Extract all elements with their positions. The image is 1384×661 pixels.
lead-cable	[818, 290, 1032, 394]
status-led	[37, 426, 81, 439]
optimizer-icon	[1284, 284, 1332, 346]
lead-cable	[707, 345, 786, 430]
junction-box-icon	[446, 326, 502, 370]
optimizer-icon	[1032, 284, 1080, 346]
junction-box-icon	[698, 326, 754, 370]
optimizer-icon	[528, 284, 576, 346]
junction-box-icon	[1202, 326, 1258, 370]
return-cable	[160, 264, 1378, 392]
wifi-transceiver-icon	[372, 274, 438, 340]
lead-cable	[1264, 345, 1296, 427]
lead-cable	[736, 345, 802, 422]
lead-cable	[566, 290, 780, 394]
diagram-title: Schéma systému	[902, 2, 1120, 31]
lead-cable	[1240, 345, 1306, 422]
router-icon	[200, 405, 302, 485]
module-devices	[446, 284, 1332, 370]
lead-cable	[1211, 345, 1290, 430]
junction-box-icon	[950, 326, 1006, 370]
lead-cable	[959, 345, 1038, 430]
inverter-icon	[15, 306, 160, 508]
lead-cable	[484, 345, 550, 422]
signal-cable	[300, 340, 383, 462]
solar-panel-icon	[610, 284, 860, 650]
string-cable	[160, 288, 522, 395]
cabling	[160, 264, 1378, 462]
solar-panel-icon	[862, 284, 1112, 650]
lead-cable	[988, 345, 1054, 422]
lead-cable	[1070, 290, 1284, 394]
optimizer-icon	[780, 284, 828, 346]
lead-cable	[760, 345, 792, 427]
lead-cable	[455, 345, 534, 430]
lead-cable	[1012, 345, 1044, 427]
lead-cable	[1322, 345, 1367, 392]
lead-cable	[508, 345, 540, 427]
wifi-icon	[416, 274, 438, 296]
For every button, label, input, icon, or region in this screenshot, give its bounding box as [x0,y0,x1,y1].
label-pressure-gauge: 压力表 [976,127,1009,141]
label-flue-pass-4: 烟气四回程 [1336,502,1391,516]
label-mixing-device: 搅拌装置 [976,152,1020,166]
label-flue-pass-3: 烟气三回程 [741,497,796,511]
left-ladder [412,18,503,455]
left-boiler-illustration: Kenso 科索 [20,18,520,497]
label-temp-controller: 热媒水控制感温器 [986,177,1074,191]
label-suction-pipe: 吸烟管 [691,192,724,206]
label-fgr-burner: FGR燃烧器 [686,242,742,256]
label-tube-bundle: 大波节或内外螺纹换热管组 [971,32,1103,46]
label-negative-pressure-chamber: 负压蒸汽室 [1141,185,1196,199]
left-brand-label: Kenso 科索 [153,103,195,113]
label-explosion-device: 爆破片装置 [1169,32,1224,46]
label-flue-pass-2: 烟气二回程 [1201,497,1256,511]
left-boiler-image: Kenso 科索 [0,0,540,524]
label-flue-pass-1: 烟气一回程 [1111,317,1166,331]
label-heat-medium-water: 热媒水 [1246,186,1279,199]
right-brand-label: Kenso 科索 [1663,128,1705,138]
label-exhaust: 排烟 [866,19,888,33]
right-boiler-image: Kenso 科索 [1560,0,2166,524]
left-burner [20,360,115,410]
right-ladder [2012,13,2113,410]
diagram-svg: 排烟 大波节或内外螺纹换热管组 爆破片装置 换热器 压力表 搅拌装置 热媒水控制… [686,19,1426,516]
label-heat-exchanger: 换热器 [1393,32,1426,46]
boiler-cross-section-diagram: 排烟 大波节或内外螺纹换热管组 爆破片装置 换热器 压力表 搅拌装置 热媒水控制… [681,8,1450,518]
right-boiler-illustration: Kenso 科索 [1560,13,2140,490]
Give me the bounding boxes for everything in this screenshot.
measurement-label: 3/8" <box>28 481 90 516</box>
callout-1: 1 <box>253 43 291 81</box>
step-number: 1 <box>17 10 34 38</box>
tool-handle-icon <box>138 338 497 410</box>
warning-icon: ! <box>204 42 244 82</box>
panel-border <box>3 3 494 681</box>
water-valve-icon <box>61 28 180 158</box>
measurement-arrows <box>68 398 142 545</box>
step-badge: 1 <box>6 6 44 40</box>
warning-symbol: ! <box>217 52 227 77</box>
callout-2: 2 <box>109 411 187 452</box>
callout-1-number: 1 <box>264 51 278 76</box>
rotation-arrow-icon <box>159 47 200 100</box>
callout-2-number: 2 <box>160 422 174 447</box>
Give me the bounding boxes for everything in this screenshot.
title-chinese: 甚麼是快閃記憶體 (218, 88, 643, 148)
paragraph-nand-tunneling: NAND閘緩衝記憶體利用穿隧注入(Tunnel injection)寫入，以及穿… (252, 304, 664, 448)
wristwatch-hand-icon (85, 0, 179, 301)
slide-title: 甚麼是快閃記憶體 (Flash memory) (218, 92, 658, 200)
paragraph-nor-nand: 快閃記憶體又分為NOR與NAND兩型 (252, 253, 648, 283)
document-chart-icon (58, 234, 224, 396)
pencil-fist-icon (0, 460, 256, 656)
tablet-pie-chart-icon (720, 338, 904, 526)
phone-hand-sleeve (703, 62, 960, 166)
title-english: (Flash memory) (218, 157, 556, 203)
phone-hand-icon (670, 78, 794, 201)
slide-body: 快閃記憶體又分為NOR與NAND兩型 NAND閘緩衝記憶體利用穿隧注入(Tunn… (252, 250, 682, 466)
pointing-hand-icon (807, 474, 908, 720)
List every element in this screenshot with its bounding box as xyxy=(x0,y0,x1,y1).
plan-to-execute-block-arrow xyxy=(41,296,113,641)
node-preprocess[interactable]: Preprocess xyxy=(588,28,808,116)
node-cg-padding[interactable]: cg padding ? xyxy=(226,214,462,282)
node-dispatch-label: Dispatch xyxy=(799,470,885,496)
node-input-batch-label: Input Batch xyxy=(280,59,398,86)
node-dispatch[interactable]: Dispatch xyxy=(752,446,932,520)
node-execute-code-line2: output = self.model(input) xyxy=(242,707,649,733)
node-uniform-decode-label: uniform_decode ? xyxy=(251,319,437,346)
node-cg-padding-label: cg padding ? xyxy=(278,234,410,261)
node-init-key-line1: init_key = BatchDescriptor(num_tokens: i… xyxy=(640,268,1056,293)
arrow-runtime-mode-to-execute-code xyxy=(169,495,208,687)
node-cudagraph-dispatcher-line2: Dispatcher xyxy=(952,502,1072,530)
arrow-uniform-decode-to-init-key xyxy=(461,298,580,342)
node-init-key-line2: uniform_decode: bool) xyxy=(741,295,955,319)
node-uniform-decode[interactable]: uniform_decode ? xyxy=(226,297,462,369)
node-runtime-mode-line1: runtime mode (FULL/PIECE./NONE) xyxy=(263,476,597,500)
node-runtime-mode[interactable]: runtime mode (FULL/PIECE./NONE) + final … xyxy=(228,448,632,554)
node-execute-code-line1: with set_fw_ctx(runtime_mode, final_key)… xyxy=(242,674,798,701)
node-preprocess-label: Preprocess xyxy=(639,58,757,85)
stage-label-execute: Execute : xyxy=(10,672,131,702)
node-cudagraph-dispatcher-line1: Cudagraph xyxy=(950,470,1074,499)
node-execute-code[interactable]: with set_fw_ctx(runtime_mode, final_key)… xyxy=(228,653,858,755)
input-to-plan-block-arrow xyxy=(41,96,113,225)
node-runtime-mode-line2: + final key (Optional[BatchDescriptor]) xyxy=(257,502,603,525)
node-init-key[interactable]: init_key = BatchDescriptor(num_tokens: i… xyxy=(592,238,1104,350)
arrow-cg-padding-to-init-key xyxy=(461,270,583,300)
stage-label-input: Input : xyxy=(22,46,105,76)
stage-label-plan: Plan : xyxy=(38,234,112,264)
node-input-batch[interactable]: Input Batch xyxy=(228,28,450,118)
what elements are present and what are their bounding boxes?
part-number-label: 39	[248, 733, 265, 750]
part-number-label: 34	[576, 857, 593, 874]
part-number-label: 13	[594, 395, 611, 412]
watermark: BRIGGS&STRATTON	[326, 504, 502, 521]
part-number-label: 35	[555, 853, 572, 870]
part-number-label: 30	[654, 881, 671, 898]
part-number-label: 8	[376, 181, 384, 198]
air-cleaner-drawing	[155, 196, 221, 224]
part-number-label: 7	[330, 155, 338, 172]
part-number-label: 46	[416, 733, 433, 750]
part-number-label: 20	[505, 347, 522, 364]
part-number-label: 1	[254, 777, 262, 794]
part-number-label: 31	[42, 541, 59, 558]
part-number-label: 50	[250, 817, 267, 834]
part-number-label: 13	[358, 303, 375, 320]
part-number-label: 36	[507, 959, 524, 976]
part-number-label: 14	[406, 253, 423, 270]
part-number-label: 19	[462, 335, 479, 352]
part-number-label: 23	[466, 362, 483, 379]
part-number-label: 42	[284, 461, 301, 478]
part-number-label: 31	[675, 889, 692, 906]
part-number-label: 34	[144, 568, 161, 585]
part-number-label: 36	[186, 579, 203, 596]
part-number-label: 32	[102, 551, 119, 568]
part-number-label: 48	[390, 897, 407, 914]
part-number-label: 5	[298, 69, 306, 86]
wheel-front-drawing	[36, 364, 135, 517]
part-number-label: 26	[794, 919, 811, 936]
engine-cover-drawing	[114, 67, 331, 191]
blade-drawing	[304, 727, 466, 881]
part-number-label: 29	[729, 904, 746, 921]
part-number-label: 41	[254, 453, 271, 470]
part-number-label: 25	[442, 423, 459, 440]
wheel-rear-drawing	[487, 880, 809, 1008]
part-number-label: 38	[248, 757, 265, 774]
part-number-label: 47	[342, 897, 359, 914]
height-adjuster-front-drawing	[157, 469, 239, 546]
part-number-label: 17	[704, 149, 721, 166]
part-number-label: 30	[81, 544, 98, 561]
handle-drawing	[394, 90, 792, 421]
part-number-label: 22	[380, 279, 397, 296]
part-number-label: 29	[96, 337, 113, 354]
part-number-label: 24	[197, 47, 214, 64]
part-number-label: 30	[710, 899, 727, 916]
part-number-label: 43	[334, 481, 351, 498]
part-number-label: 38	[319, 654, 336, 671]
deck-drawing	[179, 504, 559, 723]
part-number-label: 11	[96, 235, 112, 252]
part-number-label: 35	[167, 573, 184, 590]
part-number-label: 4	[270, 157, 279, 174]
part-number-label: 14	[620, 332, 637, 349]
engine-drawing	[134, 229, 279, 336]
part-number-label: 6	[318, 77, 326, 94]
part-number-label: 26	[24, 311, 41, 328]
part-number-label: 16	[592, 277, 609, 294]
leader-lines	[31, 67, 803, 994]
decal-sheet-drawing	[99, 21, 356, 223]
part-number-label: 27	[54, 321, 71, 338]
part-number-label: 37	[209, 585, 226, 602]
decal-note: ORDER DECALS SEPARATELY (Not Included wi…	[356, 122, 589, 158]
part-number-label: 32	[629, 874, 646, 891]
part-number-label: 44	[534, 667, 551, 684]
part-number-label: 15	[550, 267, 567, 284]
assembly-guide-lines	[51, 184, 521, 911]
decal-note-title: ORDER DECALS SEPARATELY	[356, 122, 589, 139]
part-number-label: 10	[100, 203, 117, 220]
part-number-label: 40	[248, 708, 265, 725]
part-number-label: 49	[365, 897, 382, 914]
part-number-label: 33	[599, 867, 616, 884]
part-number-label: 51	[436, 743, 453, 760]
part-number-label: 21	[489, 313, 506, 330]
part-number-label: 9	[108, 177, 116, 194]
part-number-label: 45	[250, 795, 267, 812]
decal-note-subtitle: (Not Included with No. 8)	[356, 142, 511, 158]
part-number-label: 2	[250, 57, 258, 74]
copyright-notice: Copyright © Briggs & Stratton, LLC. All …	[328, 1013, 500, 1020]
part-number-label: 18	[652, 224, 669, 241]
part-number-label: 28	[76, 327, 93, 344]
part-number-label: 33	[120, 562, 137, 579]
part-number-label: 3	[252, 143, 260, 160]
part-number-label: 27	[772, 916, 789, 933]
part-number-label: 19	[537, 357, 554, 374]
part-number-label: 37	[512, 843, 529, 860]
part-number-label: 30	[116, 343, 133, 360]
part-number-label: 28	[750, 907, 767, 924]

-.-.-

Locate every line in the listing above that contains the string "stage", matching case exactly, and copy each of those lines.

stage-label-execute: Execute : xyxy=(10,672,131,702)
stage-label-input: Input : xyxy=(22,46,105,76)
stage-label-plan: Plan : xyxy=(38,234,112,264)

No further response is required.